(Data records)

============

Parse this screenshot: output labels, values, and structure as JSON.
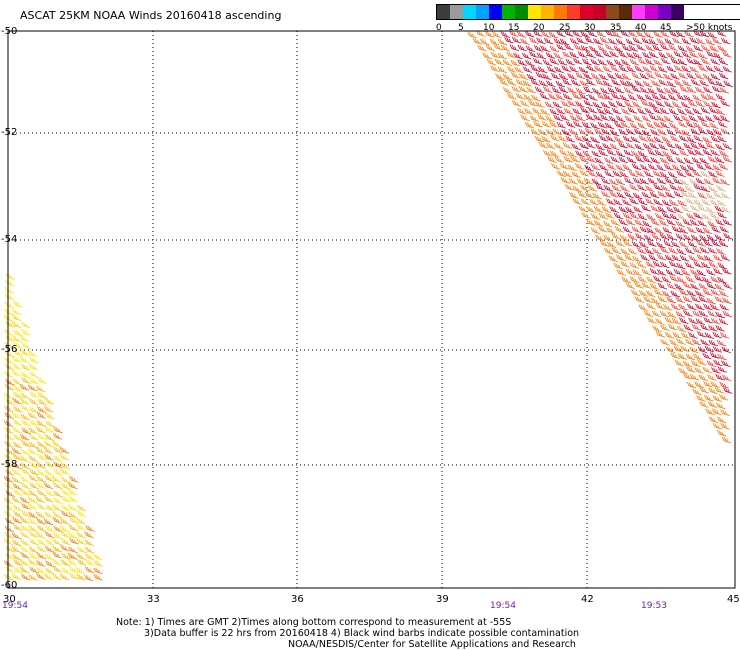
{
  "title": "ASCAT 25KM NOAA Winds 20160418 ascending",
  "scale": {
    "colors": [
      "#3c3c3c",
      "#9b9b9b",
      "#00d8ff",
      "#00a2ff",
      "#0000ff",
      "#00b400",
      "#008c00",
      "#ffe500",
      "#ffb400",
      "#ff7a00",
      "#ff3b2a",
      "#e0002a",
      "#c8002a",
      "#8c4a1a",
      "#5a2a0a",
      "#ff3cff",
      "#d000d0",
      "#7a00c8",
      "#3c0064"
    ],
    "labels": [
      "0",
      "5",
      "10",
      "15",
      "20",
      "25",
      "30",
      "35",
      "40",
      "45",
      ">50 knots"
    ]
  },
  "axes": {
    "lat_labels": [
      "-50",
      "-52",
      "-54",
      "-56",
      "-58",
      "-60"
    ],
    "lon_labels": [
      "30",
      "33",
      "36",
      "39",
      "42",
      "45"
    ]
  },
  "time_labels": [
    "19:54",
    "19:54",
    "19:53"
  ],
  "notes": [
    "Note: 1) Times are GMT 2)Times along bottom correspond to measurement at -55S",
    "3)Data buffer is 22 hrs from 20160418 4) Black wind barbs indicate possible contamination",
    "NOAA/NESDIS/Center for Satellite Applications and Research"
  ],
  "swaths": {
    "east_colors": [
      "#e0002a",
      "#ff3b2a",
      "#c8002a",
      "#ff7a00",
      "#b85a1a"
    ],
    "west_colors": [
      "#ffe500",
      "#ffb400",
      "#ff7a00",
      "#ffd000"
    ]
  }
}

============

Transcribe the records word for word and include no pictures.

Written answer:
Parse this screenshot: output labels, values, and structure as JSON.
{
  "title": "ASCAT 25KM NOAA Winds 20160418 ascending",
  "scale": {
    "colors": [
      "#3c3c3c",
      "#9b9b9b",
      "#00d8ff",
      "#00a2ff",
      "#0000ff",
      "#00b400",
      "#008c00",
      "#ffe500",
      "#ffb400",
      "#ff7a00",
      "#ff3b2a",
      "#e0002a",
      "#c8002a",
      "#8c4a1a",
      "#5a2a0a",
      "#ff3cff",
      "#d000d0",
      "#7a00c8",
      "#3c0064"
    ],
    "labels": [
      "0",
      "5",
      "10",
      "15",
      "20",
      "25",
      "30",
      "35",
      "40",
      "45",
      ">50 knots"
    ]
  },
  "axes": {
    "lat_labels": [
      "-50",
      "-52",
      "-54",
      "-56",
      "-58",
      "-60"
    ],
    "lon_labels": [
      "30",
      "33",
      "36",
      "39",
      "42",
      "45"
    ]
  },
  "time_labels": [
    "19:54",
    "19:54",
    "19:53"
  ],
  "notes": [
    "Note: 1) Times are GMT 2)Times along bottom correspond to measurement at -55S",
    "3)Data buffer is 22 hrs from 20160418 4) Black wind barbs indicate possible contamination",
    "NOAA/NESDIS/Center for Satellite Applications and Research"
  ],
  "swaths": {
    "east_colors": [
      "#e0002a",
      "#ff3b2a",
      "#c8002a",
      "#ff7a00",
      "#b85a1a"
    ],
    "west_colors": [
      "#ffe500",
      "#ffb400",
      "#ff7a00",
      "#ffd000"
    ]
  }
}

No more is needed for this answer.